Items from a dataset
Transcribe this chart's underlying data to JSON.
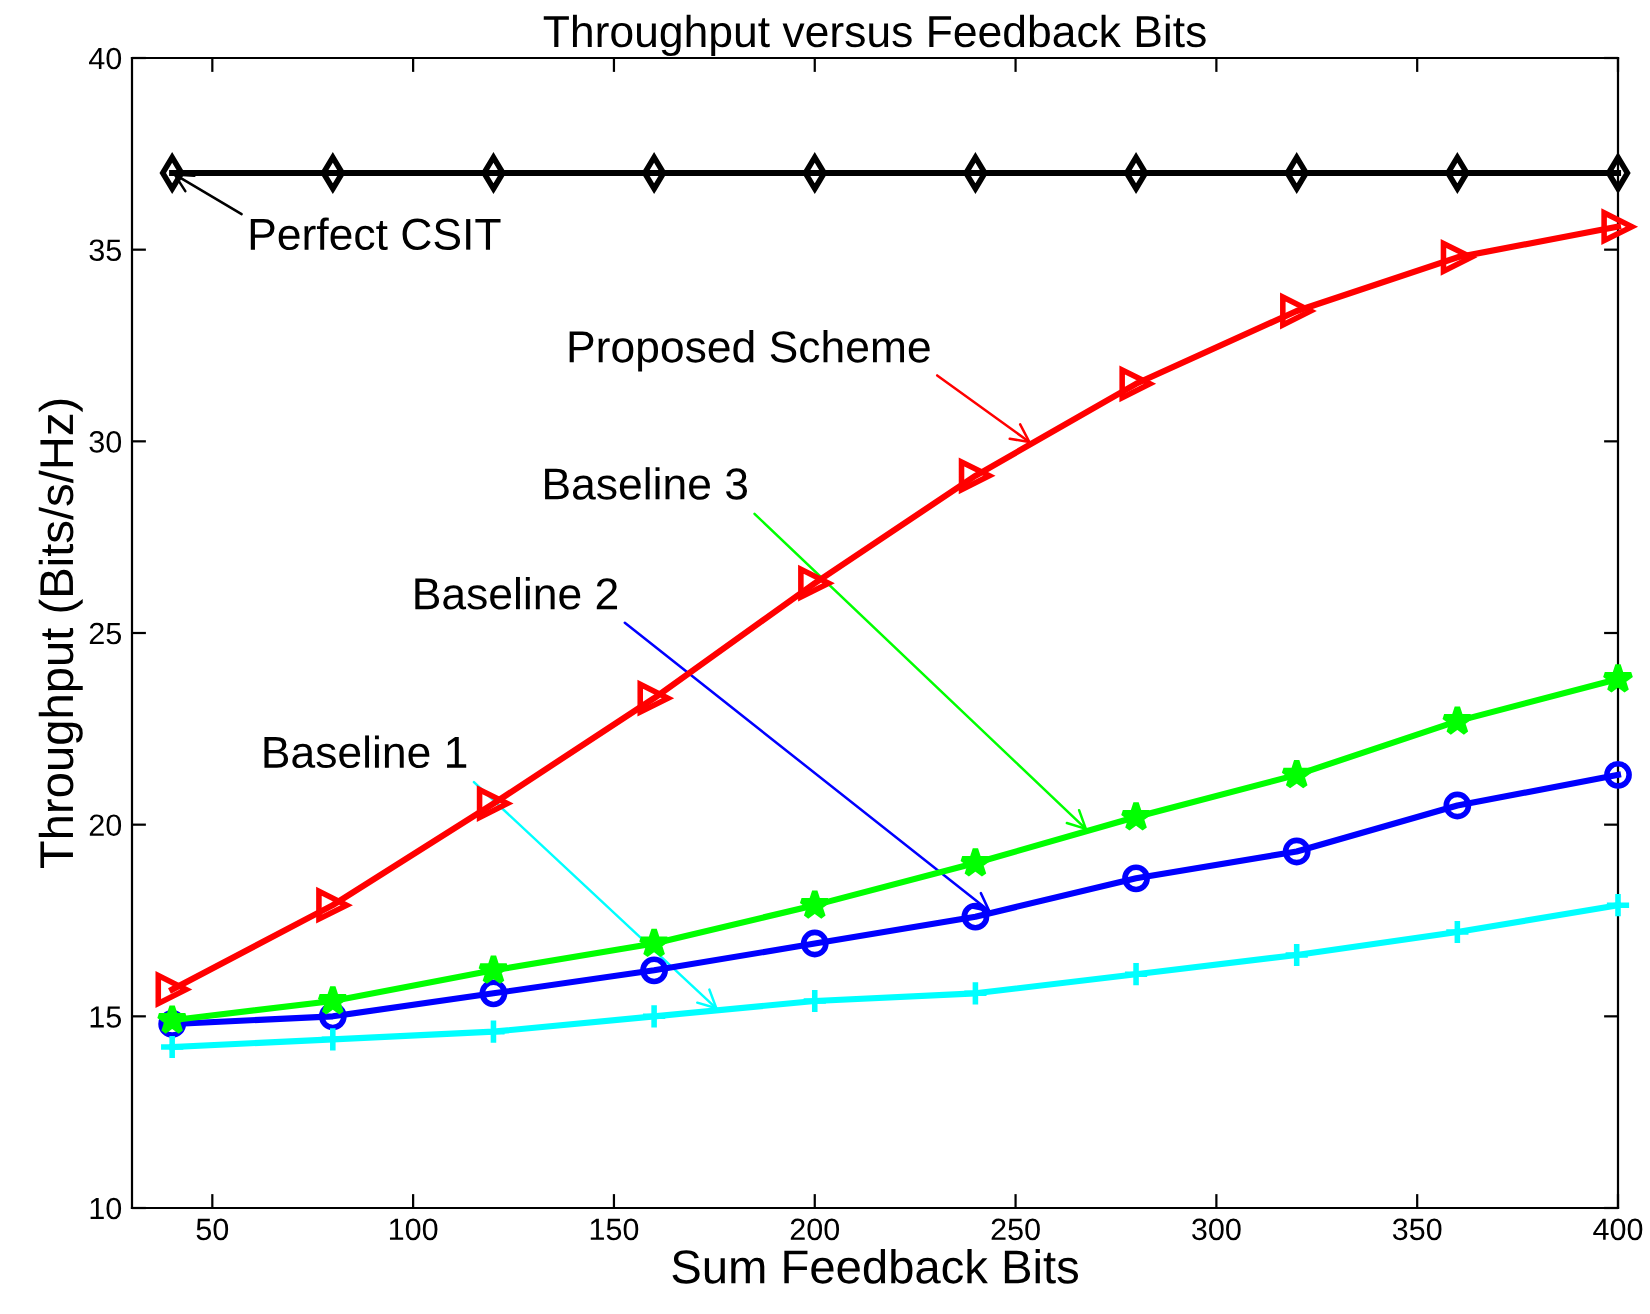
{
  "chart_data": {
    "type": "line",
    "title": "Throughput versus Feedback Bits",
    "xlabel": "Sum Feedback Bits",
    "ylabel": "Throughput (Bits/s/Hz)",
    "x": [
      40,
      80,
      120,
      160,
      200,
      240,
      280,
      320,
      360,
      400
    ],
    "series": [
      {
        "name": "Perfect CSIT",
        "color": "#000000",
        "marker": "diamond",
        "values": [
          37,
          37,
          37,
          37,
          37,
          37,
          37,
          37,
          37,
          37
        ]
      },
      {
        "name": "Proposed Scheme",
        "color": "#ff0000",
        "marker": "triangle",
        "values": [
          15.7,
          17.9,
          20.55,
          23.3,
          26.3,
          29.1,
          31.5,
          33.4,
          34.8,
          35.6
        ]
      },
      {
        "name": "Baseline 3",
        "color": "#00ff00",
        "marker": "star",
        "values": [
          14.9,
          15.4,
          16.2,
          16.9,
          17.9,
          19.0,
          20.2,
          21.3,
          22.7,
          23.8
        ]
      },
      {
        "name": "Baseline 2",
        "color": "#0000ff",
        "marker": "circle",
        "values": [
          14.8,
          15.0,
          15.6,
          16.2,
          16.9,
          17.6,
          18.6,
          19.3,
          20.5,
          21.3
        ]
      },
      {
        "name": "Baseline 1",
        "color": "#00ffff",
        "marker": "cross",
        "values": [
          14.2,
          14.4,
          14.6,
          15.0,
          15.4,
          15.6,
          16.1,
          16.6,
          17.2,
          17.9
        ]
      }
    ],
    "xlim": [
      30,
      400
    ],
    "xticks": [
      50,
      100,
      150,
      200,
      250,
      300,
      350,
      400
    ],
    "ylim": [
      10,
      40
    ],
    "yticks": [
      10,
      15,
      20,
      25,
      30,
      35,
      40
    ],
    "grid": false,
    "line_style": "solid"
  }
}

§ **WHAT YOU SHOULD DO**
Transcribe the entries above verbatim, omitting their pictures.

§ **REPLY**
Transcribe this chart's underlying data to JSON.
{
  "chart_data": {
    "type": "line",
    "title": "Throughput versus Feedback Bits",
    "xlabel": "Sum Feedback Bits",
    "ylabel": "Throughput (Bits/s/Hz)",
    "x": [
      40,
      80,
      120,
      160,
      200,
      240,
      280,
      320,
      360,
      400
    ],
    "series": [
      {
        "name": "Perfect CSIT",
        "color": "#000000",
        "marker": "diamond",
        "values": [
          37,
          37,
          37,
          37,
          37,
          37,
          37,
          37,
          37,
          37
        ]
      },
      {
        "name": "Proposed Scheme",
        "color": "#ff0000",
        "marker": "triangle",
        "values": [
          15.7,
          17.9,
          20.55,
          23.3,
          26.3,
          29.1,
          31.5,
          33.4,
          34.8,
          35.6
        ]
      },
      {
        "name": "Baseline 3",
        "color": "#00ff00",
        "marker": "star",
        "values": [
          14.9,
          15.4,
          16.2,
          16.9,
          17.9,
          19.0,
          20.2,
          21.3,
          22.7,
          23.8
        ]
      },
      {
        "name": "Baseline 2",
        "color": "#0000ff",
        "marker": "circle",
        "values": [
          14.8,
          15.0,
          15.6,
          16.2,
          16.9,
          17.6,
          18.6,
          19.3,
          20.5,
          21.3
        ]
      },
      {
        "name": "Baseline 1",
        "color": "#00ffff",
        "marker": "cross",
        "values": [
          14.2,
          14.4,
          14.6,
          15.0,
          15.4,
          15.6,
          16.1,
          16.6,
          17.2,
          17.9
        ]
      }
    ],
    "xlim": [
      30,
      400
    ],
    "xticks": [
      50,
      100,
      150,
      200,
      250,
      300,
      350,
      400
    ],
    "ylim": [
      10,
      40
    ],
    "yticks": [
      10,
      15,
      20,
      25,
      30,
      35,
      40
    ],
    "grid": false,
    "line_style": "solid"
  }
}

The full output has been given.